# [RECORD LIST]

══════

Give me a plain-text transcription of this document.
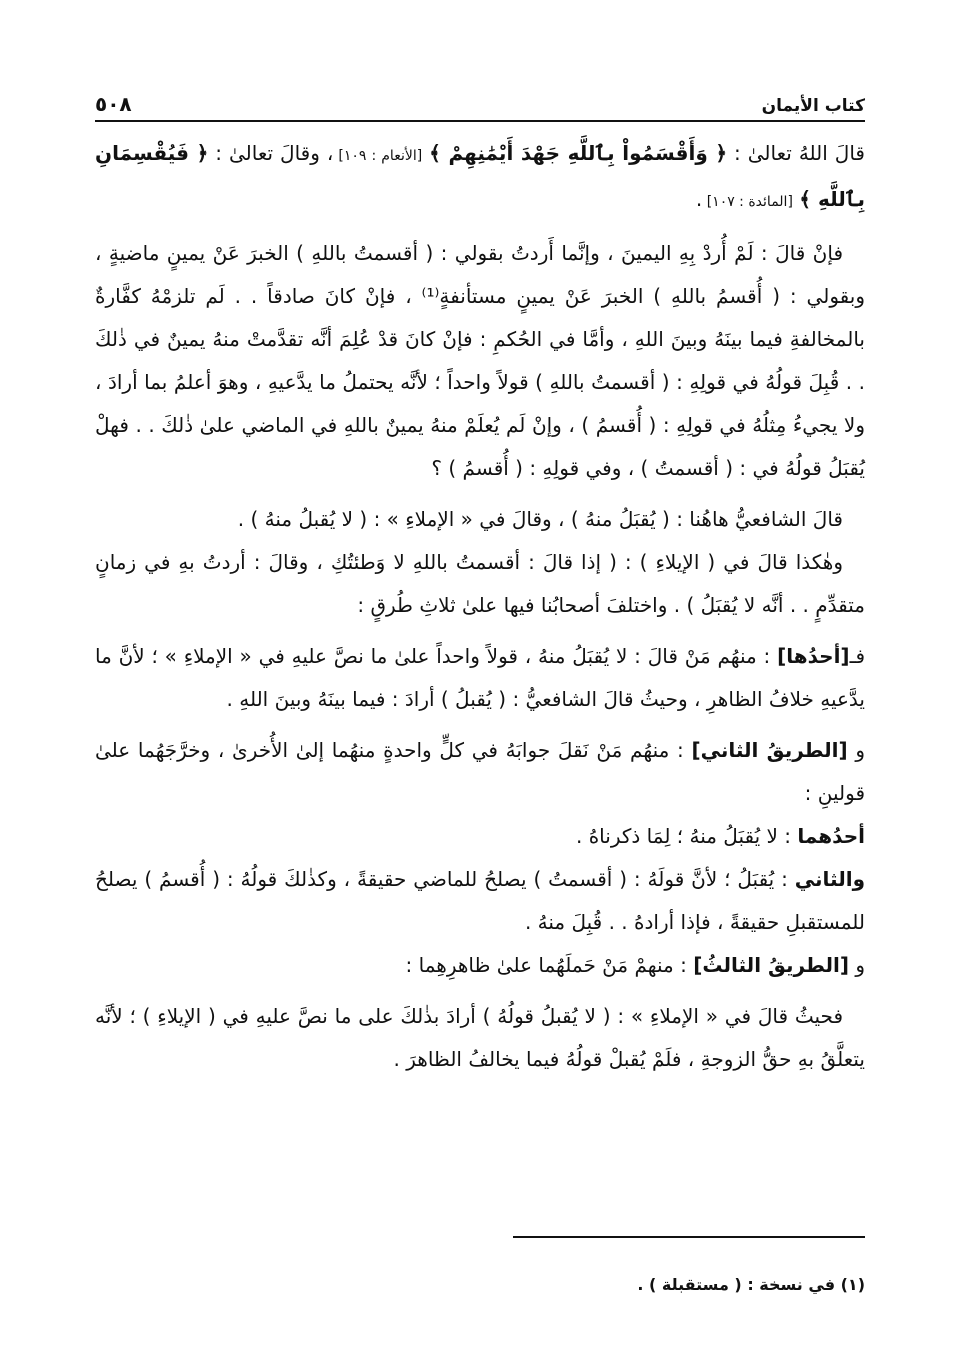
كتاب الأيمان
٥٠٨

قالَ اللهُ تعالىٰ : ﴿ وَأَقْسَمُواْ بِٱللَّهِ جَهْدَ أَيْمَٰنِهِمْ ﴾ [الأنعام : ١٠٩] ، وقالَ تعالىٰ : ﴿ فَيُقْسِمَانِ بِٱللَّهِ ﴾ [المائدة : ١٠٧] .

فإنْ قالَ : لَمْ أُردْ بِهِ اليمينَ ، وإنَّما أَردتُ بقولي : ( أقسمتُ باللهِ ) الخبرَ عَنْ يمينٍ ماضيةٍ ، وبقولي : ( أُقسمُ باللهِ ) الخبرَ عَنْ يمينٍ مستأنفةٍ⁽¹⁾ ، فإنْ كانَ صادقاً . . لَم تلزمْهُ كفَّارةٌ بالمخالفةِ فيما بينَهُ وبينَ اللهِ ، وأمَّا في الحُكمِ : فإنْ كانَ قدْ عُلِمَ أنَّه تقدَّمتْ منهُ يمينٌ في ذٰلكَ . . قُبِلَ قولُهُ في قولِهِ : ( أقسمتُ باللهِ ) قولاً واحداً ؛ لأنَّه يحتملُ ما يدَّعيهِ ، وهوَ أعلمُ بما أرادَ ، ولا يجيءُ مِثلُهُ في قولِهِ : ( أُقسمُ ) ، وإنْ لَم يُعلَمْ منهُ يمينٌ باللهِ في الماضي علىٰ ذٰلكَ . . فهلْ يُقبَلُ قولُهُ في : ( أقسمتُ ) ، وفي قولِهِ : ( أُقسمُ ) ؟

قالَ الشافعيُّ هاهُنا : ( يُقبَلُ منهُ ) ، وقالَ في « الإملاءِ » : ( لا يُقبلُ منهُ ) .

وهٰكذا قالَ في ( الإيلاءِ ) : ( إذا قالَ : أقسمتُ باللهِ لا وَطئتُكِ ، وقالَ : أردتُ بهِ في زمانٍ متقدِّمٍ . . أنَّه لا يُقبَلُ ) . واختلفَ أصحابُنا فيها علىٰ ثلاثِ طُرقٍ :

فـ[أحدُها] : منهُم مَنْ قالَ : لا يُقبَلُ منهُ ، قولاً واحداً علىٰ ما نصَّ عليهِ في « الإملاءِ » ؛ لأنَّ ما يدَّعيهِ خلافُ الظاهرِ ، وحيثُ قالَ الشافعيُّ : ( يُقبلُ ) أرادَ : فيما بينَهُ وبينَ اللهِ .

و [الطريقُ الثاني] : منهُم مَنْ نَقلَ جوابَهُ في كلٍّ واحدةٍ منهُما إلىٰ الأُخرىٰ ، وخرَّجَهُما علىٰ قولينِ :

أحدُهما : لا يُقبَلُ منهُ ؛ لِمَا ذكرناهُ .

والثاني : يُقبَلُ ؛ لأنَّ قولَهُ : ( أقسمتُ ) يصلحُ للماضي حقيقةً ، وكذٰلكَ قولُهُ : ( أُقسمُ ) يصلحُ للمستقبلِ حقيقةً ، فإذا أرادهُ . . قُبِلَ منهُ .

و [الطريقُ الثالثُ] : منهمْ مَنْ حَملَهُما علىٰ ظاهرِهِما :

فحيثُ قالَ في « الإملاءِ » : ( لا يُقبلُ قولُهُ ) أرادَ بذٰلكَ على ما نصَّ عليهِ في ( الإيلاءِ ) ؛ لأنَّه يتعلَّقُ بهِ حقُّ الزوجةِ ، فلَمْ يُقبلْ قولُهُ فيما يخالفُ الظاهرَ .

(١) في نسخة : ( مستقبلة ) .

══════

# [WHAT YOU SHOULD DO]
All records should be output exactly, with the pictures left out.

# [ANSWER TO THIS TASK]
Give me a plain-text transcription of this document.
كتاب الأيمان
٥٠٨

قالَ اللهُ تعالىٰ : ﴿ وَأَقْسَمُواْ بِٱللَّهِ جَهْدَ أَيْمَٰنِهِمْ ﴾ [الأنعام : ١٠٩] ، وقالَ تعالىٰ : ﴿ فَيُقْسِمَانِ بِٱللَّهِ ﴾ [المائدة : ١٠٧] .

فإنْ قالَ : لَمْ أُردْ بِهِ اليمينَ ، وإنَّما أَردتُ بقولي : ( أقسمتُ باللهِ ) الخبرَ عَنْ يمينٍ ماضيةٍ ، وبقولي : ( أُقسمُ باللهِ ) الخبرَ عَنْ يمينٍ مستأنفةٍ⁽¹⁾ ، فإنْ كانَ صادقاً . . لَم تلزمْهُ كفَّارةٌ بالمخالفةِ فيما بينَهُ وبينَ اللهِ ، وأمَّا في الحُكمِ : فإنْ كانَ قدْ عُلِمَ أنَّه تقدَّمتْ منهُ يمينٌ في ذٰلكَ . . قُبِلَ قولُهُ في قولِهِ : ( أقسمتُ باللهِ ) قولاً واحداً ؛ لأنَّه يحتملُ ما يدَّعيهِ ، وهوَ أعلمُ بما أرادَ ، ولا يجيءُ مِثلُهُ في قولِهِ : ( أُقسمُ ) ، وإنْ لَم يُعلَمْ منهُ يمينٌ باللهِ في الماضي علىٰ ذٰلكَ . . فهلْ يُقبَلُ قولُهُ في : ( أقسمتُ ) ، وفي قولِهِ : ( أُقسمُ ) ؟

قالَ الشافعيُّ هاهُنا : ( يُقبَلُ منهُ ) ، وقالَ في « الإملاءِ » : ( لا يُقبلُ منهُ ) .

وهٰكذا قالَ في ( الإيلاءِ ) : ( إذا قالَ : أقسمتُ باللهِ لا وَطئتُكِ ، وقالَ : أردتُ بهِ في زمانٍ متقدِّمٍ . . أنَّه لا يُقبَلُ ) . واختلفَ أصحابُنا فيها علىٰ ثلاثِ طُرقٍ :

فـ[أحدُها] : منهُم مَنْ قالَ : لا يُقبَلُ منهُ ، قولاً واحداً علىٰ ما نصَّ عليهِ في « الإملاءِ » ؛ لأنَّ ما يدَّعيهِ خلافُ الظاهرِ ، وحيثُ قالَ الشافعيُّ : ( يُقبلُ ) أرادَ : فيما بينَهُ وبينَ اللهِ .

و [الطريقُ الثاني] : منهُم مَنْ نَقلَ جوابَهُ في كلٍّ واحدةٍ منهُما إلىٰ الأُخرىٰ ، وخرَّجَهُما علىٰ قولينِ :

أحدُهما : لا يُقبَلُ منهُ ؛ لِمَا ذكرناهُ .

والثاني : يُقبَلُ ؛ لأنَّ قولَهُ : ( أقسمتُ ) يصلحُ للماضي حقيقةً ، وكذٰلكَ قولُهُ : ( أُقسمُ ) يصلحُ للمستقبلِ حقيقةً ، فإذا أرادهُ . . قُبِلَ منهُ .

و [الطريقُ الثالثُ] : منهمْ مَنْ حَملَهُما علىٰ ظاهرِهِما :

فحيثُ قالَ في « الإملاءِ » : ( لا يُقبلُ قولُهُ ) أرادَ بذٰلكَ على ما نصَّ عليهِ في ( الإيلاءِ ) ؛ لأنَّه يتعلَّقُ بهِ حقُّ الزوجةِ ، فلَمْ يُقبلْ قولُهُ فيما يخالفُ الظاهرَ .

(١) في نسخة : ( مستقبلة ) .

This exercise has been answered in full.